Entries of transcribed document text:
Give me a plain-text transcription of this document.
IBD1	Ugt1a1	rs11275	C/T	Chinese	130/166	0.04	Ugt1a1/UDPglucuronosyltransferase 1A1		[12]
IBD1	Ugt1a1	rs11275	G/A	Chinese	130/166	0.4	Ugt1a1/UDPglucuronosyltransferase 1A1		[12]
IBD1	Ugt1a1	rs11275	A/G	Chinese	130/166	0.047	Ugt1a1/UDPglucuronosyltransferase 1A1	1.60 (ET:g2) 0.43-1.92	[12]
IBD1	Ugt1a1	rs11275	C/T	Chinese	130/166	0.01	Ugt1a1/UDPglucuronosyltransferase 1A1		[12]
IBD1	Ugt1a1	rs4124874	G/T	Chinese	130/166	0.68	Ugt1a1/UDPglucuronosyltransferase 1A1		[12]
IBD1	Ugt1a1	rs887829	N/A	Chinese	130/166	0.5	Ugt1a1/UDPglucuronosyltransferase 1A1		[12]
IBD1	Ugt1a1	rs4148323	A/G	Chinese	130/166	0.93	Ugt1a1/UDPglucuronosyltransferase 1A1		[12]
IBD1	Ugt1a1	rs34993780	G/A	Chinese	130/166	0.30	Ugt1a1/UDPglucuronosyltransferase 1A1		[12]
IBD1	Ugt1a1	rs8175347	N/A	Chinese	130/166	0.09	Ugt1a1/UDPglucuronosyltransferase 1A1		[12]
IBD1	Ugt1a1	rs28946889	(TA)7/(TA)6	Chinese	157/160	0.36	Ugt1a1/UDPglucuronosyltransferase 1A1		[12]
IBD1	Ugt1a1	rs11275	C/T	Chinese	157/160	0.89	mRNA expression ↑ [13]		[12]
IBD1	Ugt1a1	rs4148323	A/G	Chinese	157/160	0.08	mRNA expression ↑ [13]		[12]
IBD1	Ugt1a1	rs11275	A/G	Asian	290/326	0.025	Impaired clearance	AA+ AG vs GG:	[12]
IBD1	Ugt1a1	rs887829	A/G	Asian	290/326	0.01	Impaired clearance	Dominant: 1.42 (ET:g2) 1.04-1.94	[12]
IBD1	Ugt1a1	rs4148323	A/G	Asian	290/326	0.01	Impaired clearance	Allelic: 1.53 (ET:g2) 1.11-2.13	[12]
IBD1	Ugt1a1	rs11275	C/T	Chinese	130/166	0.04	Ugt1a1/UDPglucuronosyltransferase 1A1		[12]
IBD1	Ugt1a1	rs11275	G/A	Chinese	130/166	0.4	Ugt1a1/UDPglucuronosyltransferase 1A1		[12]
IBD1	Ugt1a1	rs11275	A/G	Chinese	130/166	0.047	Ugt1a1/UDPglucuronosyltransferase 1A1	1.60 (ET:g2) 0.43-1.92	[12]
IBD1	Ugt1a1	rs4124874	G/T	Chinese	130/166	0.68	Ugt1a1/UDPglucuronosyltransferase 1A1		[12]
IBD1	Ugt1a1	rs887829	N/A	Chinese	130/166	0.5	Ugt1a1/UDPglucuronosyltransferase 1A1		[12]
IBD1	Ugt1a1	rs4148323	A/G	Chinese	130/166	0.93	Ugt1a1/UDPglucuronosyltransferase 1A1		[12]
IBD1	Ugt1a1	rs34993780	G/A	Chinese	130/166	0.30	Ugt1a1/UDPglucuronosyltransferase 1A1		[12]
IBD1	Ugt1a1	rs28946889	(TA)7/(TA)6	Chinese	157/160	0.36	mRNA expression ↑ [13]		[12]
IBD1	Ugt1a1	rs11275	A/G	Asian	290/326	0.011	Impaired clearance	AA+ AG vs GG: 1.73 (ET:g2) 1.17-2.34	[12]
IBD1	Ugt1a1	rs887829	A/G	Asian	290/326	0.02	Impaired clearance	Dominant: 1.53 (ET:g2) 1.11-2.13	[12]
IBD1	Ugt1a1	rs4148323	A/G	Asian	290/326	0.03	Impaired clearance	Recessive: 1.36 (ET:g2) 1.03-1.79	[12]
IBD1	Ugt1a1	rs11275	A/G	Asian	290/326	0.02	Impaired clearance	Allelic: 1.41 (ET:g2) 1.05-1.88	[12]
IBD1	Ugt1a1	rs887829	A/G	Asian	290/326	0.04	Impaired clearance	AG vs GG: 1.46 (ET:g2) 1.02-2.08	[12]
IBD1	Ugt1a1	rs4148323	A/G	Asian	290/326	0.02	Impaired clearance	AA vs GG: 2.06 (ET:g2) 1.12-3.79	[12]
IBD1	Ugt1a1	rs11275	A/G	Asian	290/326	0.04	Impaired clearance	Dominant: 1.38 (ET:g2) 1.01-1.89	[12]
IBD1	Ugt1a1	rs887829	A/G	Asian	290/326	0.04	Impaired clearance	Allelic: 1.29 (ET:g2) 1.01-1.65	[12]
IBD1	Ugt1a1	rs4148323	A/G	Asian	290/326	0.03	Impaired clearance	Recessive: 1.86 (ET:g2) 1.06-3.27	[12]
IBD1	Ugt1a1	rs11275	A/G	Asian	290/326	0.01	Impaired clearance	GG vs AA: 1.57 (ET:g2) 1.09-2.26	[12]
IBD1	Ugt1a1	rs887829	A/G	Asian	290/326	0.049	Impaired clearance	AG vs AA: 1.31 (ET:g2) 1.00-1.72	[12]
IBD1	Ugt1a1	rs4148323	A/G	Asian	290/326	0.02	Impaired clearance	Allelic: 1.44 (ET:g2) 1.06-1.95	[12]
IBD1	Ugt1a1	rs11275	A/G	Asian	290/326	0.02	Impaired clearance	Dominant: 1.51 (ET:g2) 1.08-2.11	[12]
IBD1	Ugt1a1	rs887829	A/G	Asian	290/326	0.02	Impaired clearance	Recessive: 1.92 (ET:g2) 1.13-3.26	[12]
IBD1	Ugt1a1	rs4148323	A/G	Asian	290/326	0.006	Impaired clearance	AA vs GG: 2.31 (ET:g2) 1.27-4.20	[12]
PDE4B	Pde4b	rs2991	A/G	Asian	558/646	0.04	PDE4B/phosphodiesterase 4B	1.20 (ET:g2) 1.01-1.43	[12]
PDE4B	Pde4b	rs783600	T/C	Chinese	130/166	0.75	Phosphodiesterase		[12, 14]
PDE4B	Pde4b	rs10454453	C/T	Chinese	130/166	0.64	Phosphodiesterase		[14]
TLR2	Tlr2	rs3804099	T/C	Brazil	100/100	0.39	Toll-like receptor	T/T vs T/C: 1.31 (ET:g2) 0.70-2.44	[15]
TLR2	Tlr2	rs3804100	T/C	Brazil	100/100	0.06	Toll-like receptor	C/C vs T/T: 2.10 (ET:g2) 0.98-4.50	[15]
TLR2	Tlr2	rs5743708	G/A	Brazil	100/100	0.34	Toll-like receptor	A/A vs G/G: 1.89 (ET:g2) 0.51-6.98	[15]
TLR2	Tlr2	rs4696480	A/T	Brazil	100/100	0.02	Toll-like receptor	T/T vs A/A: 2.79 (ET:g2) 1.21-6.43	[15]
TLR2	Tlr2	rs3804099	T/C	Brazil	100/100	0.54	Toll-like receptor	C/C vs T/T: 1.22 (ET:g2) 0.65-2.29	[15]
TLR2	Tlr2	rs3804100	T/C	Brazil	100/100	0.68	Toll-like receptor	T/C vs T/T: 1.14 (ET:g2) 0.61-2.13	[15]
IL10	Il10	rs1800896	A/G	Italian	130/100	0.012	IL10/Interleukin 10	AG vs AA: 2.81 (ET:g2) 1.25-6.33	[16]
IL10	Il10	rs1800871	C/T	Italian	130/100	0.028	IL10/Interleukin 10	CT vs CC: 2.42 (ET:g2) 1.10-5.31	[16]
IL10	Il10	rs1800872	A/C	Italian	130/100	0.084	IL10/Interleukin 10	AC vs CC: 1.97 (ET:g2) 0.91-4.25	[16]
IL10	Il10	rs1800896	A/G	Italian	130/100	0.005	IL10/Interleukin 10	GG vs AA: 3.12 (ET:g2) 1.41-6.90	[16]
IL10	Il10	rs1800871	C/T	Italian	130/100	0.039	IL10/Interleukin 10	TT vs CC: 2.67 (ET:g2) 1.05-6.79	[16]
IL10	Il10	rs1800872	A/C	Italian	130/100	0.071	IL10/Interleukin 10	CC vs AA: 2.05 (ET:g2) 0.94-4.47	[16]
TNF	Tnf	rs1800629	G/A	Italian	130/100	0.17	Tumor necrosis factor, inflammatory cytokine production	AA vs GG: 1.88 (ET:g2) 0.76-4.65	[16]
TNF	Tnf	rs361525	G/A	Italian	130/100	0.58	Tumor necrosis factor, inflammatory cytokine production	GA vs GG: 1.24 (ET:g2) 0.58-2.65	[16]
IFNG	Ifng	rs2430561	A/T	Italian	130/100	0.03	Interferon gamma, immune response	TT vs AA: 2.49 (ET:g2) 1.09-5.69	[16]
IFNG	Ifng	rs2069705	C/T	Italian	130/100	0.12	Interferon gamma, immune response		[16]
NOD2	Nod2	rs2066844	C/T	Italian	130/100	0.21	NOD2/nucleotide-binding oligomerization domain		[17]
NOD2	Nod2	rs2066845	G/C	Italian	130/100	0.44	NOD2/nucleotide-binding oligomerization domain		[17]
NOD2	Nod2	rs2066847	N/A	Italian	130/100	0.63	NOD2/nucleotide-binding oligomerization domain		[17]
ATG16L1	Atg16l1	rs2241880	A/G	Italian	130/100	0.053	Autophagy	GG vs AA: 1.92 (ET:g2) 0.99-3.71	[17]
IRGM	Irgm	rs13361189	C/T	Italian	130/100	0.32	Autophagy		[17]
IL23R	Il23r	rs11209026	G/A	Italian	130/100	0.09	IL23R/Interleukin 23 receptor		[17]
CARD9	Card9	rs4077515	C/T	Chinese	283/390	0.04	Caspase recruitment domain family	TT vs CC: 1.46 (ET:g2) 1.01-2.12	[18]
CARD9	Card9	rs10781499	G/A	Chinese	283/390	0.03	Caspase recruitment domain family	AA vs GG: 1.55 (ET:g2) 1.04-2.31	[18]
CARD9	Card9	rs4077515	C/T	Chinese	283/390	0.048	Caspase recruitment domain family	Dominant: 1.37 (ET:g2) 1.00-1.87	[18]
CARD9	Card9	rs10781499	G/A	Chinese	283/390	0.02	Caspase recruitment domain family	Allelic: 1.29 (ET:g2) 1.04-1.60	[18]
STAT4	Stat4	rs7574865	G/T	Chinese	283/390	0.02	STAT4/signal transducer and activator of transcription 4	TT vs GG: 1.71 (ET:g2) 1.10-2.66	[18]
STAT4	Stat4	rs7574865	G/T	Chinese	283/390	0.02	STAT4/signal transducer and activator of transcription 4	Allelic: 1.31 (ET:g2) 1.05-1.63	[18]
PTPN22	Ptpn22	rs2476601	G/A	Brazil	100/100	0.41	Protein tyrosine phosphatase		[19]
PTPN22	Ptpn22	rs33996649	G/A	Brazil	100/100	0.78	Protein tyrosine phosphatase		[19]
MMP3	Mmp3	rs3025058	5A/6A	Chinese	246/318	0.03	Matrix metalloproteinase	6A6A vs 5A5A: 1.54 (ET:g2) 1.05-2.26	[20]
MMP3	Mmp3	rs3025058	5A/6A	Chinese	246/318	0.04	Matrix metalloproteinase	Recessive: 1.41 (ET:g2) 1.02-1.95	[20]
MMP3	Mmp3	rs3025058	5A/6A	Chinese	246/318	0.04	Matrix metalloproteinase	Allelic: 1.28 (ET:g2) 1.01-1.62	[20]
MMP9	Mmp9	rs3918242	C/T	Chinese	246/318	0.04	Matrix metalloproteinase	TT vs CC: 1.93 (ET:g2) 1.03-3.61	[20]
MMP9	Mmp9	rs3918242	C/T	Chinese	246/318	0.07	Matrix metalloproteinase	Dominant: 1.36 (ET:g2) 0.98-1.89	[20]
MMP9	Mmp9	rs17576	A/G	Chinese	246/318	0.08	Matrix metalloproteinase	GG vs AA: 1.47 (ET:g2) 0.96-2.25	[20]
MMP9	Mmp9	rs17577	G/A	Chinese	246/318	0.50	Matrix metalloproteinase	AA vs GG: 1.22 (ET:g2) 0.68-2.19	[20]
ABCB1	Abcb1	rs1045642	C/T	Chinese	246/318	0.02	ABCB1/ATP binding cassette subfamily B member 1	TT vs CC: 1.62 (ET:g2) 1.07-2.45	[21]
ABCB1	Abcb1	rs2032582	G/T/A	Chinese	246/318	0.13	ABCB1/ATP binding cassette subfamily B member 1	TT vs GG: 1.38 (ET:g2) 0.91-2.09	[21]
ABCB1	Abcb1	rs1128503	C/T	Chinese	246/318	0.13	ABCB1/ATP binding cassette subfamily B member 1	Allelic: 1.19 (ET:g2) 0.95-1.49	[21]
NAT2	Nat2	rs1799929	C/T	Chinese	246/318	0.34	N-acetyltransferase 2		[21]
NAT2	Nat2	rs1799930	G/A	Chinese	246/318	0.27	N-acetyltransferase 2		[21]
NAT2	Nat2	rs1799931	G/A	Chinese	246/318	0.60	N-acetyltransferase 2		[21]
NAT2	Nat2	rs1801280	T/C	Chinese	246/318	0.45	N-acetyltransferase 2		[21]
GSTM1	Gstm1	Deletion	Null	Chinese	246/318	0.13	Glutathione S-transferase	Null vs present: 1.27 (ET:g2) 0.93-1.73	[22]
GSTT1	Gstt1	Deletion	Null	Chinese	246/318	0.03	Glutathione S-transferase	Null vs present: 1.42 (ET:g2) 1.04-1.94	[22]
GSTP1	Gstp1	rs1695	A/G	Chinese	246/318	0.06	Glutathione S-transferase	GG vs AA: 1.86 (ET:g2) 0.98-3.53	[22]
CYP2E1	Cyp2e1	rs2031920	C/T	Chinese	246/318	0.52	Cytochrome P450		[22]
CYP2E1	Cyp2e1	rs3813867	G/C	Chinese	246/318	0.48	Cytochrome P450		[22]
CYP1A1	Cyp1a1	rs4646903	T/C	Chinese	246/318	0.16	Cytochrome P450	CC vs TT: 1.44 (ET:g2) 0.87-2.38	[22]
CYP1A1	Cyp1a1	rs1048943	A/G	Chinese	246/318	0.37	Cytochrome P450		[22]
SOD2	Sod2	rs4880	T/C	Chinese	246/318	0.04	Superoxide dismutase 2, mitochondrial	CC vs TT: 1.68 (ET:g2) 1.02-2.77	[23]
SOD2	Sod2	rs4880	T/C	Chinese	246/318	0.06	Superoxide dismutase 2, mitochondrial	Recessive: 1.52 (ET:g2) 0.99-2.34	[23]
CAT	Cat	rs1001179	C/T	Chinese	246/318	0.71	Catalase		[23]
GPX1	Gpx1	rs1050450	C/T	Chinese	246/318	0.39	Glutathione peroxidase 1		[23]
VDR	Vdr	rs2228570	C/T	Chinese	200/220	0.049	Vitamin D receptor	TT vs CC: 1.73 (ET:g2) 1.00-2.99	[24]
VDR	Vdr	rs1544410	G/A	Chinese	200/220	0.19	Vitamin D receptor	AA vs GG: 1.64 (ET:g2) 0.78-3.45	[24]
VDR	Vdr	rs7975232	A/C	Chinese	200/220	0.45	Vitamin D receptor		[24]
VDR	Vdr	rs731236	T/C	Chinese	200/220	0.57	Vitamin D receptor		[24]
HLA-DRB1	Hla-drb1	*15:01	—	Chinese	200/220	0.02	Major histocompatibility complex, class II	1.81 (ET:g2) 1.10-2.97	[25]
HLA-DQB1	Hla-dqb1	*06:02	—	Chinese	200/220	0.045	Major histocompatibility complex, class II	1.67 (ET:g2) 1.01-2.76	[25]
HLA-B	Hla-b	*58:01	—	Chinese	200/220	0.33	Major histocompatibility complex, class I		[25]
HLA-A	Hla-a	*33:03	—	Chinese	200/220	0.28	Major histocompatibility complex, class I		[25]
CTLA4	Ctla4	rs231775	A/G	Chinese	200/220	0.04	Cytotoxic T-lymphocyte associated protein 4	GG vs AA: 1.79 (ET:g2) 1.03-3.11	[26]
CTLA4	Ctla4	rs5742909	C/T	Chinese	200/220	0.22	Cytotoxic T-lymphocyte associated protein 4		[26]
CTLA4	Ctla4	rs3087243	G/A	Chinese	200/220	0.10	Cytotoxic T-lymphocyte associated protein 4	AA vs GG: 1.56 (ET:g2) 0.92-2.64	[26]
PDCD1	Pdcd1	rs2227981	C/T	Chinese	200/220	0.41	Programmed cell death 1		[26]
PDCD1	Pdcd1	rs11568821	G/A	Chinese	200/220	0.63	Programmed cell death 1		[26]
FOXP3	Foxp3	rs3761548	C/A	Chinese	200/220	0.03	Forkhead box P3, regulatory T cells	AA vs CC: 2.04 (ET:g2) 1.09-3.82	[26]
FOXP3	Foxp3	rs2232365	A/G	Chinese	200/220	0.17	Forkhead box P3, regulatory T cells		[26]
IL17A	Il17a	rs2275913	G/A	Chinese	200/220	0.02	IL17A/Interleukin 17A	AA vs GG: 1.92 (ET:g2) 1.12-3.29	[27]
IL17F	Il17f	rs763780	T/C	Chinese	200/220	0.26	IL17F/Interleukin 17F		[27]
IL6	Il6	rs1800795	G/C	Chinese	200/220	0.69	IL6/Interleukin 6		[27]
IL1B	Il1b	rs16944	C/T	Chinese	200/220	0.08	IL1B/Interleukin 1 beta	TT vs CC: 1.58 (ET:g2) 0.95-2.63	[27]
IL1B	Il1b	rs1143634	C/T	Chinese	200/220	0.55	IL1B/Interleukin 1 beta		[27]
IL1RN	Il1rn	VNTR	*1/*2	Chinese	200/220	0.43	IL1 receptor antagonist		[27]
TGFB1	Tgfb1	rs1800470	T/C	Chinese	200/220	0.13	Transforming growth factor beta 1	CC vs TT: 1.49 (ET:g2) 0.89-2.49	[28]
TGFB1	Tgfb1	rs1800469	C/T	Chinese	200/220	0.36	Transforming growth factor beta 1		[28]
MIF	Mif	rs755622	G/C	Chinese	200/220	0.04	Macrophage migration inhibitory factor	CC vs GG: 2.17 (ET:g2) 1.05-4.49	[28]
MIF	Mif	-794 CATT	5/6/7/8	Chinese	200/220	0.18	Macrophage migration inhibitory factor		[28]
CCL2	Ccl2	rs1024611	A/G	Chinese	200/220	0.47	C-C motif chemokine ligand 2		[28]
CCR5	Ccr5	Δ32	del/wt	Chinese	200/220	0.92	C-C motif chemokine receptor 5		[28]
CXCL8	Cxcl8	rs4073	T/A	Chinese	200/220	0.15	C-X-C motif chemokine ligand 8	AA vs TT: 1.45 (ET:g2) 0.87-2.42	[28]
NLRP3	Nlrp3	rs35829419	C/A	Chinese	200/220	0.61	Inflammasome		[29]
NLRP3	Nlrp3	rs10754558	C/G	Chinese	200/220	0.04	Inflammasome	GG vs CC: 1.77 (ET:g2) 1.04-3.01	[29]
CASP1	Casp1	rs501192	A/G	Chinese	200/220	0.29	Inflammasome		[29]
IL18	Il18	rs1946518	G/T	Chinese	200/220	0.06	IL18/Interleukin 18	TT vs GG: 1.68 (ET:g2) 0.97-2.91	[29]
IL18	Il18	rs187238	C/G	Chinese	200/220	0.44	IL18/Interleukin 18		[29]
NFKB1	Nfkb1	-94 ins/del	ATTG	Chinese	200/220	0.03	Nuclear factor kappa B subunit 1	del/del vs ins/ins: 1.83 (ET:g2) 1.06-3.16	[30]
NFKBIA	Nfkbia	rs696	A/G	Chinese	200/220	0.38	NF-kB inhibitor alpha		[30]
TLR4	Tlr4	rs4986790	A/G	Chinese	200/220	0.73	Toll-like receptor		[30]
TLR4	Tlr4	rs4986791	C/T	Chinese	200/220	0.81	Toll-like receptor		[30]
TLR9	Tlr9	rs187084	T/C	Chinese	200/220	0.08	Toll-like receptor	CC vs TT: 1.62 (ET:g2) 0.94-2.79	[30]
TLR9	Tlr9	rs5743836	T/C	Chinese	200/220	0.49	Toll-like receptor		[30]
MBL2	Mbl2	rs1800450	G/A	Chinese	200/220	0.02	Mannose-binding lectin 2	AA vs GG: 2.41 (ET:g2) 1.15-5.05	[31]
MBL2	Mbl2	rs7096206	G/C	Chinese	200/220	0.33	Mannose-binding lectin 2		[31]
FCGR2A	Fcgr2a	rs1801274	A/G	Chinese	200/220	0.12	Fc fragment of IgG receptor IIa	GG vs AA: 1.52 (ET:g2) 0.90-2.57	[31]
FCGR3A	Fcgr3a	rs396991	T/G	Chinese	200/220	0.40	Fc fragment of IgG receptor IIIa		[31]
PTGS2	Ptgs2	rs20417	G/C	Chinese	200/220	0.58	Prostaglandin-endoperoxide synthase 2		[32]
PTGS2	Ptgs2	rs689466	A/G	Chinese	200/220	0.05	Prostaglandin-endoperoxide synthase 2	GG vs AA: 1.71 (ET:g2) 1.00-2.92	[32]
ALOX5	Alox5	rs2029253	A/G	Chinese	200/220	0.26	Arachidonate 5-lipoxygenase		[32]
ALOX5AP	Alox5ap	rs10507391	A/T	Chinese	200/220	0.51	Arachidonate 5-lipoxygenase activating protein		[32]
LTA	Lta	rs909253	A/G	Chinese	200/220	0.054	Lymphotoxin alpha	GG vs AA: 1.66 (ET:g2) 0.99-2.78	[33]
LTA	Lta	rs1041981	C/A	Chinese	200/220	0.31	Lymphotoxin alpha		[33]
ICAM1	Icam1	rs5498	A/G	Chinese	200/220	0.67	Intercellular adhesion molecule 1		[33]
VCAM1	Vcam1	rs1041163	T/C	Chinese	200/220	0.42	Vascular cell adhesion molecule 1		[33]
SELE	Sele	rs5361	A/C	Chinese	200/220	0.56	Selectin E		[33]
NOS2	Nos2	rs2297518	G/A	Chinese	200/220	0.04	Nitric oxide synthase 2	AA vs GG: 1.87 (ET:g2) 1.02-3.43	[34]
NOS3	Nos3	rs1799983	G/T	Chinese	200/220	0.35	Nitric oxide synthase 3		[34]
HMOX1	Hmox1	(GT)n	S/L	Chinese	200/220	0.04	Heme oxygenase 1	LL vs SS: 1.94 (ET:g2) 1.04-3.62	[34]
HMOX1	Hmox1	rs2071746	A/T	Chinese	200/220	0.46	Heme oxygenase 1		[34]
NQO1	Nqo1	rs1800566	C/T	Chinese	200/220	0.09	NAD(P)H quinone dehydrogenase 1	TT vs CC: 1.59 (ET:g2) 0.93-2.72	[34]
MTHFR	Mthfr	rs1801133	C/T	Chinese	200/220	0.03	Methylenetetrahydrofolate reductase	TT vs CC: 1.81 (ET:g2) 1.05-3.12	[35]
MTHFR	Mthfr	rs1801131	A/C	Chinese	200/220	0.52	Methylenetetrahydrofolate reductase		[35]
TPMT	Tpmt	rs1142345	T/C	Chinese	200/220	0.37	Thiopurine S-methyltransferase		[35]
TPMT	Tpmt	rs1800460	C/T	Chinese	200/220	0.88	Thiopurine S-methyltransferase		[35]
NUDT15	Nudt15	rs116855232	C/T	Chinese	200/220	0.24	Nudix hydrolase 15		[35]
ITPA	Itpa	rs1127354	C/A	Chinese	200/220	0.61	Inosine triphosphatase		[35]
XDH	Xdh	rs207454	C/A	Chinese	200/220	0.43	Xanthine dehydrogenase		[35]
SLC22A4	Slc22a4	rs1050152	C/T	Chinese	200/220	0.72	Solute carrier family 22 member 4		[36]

#### Work instructions
Note every line of the records that holds the word "activator", and copy it.

#### Response for this exercise
STAT4	Stat4	rs7574865	G/T	Chinese	283/390	0.02	STAT4/signal transducer and activator of transcription 4	TT vs GG: 1.71 (ET:g2) 1.10-2.66	[18]
STAT4	Stat4	rs7574865	G/T	Chinese	283/390	0.02	STAT4/signal transducer and activator of transcription 4	Allelic: 1.31 (ET:g2) 1.05-1.63	[18]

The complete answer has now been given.